### Provided data
::::
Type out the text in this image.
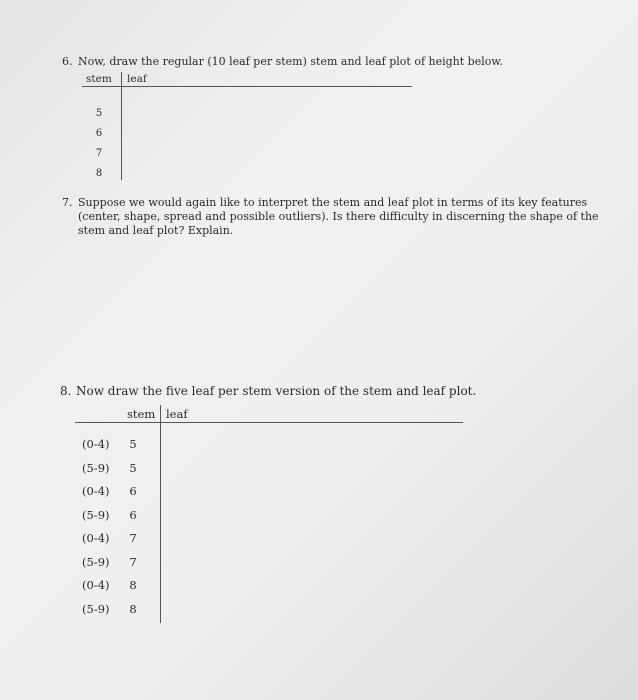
6. Now, draw the regular (10 leaf per stem) stem and leaf plot of height below.
stem leaf
5
6
7
8
7. Suppose we would again like to interpret the stem and leaf plot in terms of its key features (center, shape, spread and possible outliers). Is there difficulty in discerning the shape of the stem and leaf plot? Explain.
8. Now draw the five leaf per stem version of the stem and leaf plot.
stem leaf
(0-4) 5
(5-9) 5
(0-4) 6
(5-9) 6
(0-4) 7
(5-9) 7
(0-4) 8
(5-9) 8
::::
### Exercise details
Copy every record above exactly as written, but leave out the pictures.

### Result of the exercise
Type out the text in this image.
6. Now, draw the regular (10 leaf per stem) stem and leaf plot of height below.
stem leaf
5
6
7
8
7. Suppose we would again like to interpret the stem and leaf plot in terms of its key features (center, shape, spread and possible outliers). Is there difficulty in discerning the shape of the stem and leaf plot? Explain.
8. Now draw the five leaf per stem version of the stem and leaf plot.
stem leaf
(0-4) 5
(5-9) 5
(0-4) 6
(5-9) 6
(0-4) 7
(5-9) 7
(0-4) 8
(5-9) 8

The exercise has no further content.